Copy out each line that has "Edit" in it.

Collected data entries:
* start *
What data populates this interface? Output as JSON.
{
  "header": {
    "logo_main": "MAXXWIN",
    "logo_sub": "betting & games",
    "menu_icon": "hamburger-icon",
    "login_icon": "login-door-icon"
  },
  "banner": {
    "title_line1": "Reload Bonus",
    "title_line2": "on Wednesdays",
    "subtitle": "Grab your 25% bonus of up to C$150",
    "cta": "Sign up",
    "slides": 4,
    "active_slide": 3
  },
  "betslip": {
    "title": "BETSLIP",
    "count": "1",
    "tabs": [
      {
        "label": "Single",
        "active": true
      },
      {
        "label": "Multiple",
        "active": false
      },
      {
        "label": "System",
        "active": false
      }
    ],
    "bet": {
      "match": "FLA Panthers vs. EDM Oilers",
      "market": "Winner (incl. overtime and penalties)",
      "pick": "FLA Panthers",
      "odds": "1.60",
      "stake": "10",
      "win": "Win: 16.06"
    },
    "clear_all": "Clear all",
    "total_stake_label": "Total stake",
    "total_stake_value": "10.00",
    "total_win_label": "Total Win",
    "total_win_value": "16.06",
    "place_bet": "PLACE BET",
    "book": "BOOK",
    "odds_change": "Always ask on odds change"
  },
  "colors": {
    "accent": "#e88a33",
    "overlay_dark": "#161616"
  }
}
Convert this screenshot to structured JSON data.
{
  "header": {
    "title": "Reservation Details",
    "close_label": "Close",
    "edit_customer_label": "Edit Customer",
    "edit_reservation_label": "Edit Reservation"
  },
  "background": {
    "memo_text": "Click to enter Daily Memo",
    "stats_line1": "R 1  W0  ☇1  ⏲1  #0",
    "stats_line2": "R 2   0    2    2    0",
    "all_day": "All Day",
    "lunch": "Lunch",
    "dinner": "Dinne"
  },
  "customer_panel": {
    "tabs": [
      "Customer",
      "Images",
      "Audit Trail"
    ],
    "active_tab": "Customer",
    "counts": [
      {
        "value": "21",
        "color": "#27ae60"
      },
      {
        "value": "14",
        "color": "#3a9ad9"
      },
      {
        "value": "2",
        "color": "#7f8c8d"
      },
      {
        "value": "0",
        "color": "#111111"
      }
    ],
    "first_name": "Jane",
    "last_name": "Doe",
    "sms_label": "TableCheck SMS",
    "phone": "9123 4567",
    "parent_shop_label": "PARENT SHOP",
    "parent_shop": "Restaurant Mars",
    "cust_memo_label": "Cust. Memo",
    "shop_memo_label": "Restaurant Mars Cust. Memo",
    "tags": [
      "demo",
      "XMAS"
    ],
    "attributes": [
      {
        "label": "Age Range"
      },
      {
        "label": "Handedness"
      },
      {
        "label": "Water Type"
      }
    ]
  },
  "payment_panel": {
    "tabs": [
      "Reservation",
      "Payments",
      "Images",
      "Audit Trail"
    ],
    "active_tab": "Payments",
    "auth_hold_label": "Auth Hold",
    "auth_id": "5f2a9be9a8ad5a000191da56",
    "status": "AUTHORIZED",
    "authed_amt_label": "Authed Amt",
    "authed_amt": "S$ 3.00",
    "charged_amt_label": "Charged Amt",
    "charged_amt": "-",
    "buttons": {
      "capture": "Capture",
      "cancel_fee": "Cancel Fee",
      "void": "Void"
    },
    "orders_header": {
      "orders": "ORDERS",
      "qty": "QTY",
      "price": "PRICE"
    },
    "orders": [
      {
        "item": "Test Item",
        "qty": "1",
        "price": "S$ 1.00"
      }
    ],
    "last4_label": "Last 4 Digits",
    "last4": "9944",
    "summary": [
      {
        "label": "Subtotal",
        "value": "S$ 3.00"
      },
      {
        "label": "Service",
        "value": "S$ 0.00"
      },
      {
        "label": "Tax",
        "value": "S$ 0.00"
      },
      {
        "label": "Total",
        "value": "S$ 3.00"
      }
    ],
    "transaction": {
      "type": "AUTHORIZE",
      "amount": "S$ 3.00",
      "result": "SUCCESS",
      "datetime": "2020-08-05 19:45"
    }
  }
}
* end *
_RESULT OF THE EXERCISE_
    "edit_customer_label": "Edit Customer",
    "edit_reservation_label": "Edit Reservation"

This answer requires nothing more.